_Written task_: Below are some entries. Output each one exactly as it appears.

<<<<

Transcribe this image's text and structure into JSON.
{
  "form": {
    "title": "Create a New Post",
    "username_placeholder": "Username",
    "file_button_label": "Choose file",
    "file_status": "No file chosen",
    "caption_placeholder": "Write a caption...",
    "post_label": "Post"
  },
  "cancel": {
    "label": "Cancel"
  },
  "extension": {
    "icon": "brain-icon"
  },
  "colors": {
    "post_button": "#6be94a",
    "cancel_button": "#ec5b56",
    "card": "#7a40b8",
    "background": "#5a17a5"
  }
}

>>>>

_Task answer_:
Transcribe this image's text and structure into JSON.
{
  "form": {
    "title": "Create a New Post",
    "username_placeholder": "Username",
    "file_button_label": "Choose file",
    "file_status": "No file chosen",
    "caption_placeholder": "Write a caption...",
    "post_label": "Post"
  },
  "cancel": {
    "label": "Cancel"
  },
  "extension": {
    "icon": "brain-icon"
  },
  "colors": {
    "post_button": "#6be94a",
    "cancel_button": "#ec5b56",
    "card": "#7a40b8",
    "background": "#5a17a5"
  }
}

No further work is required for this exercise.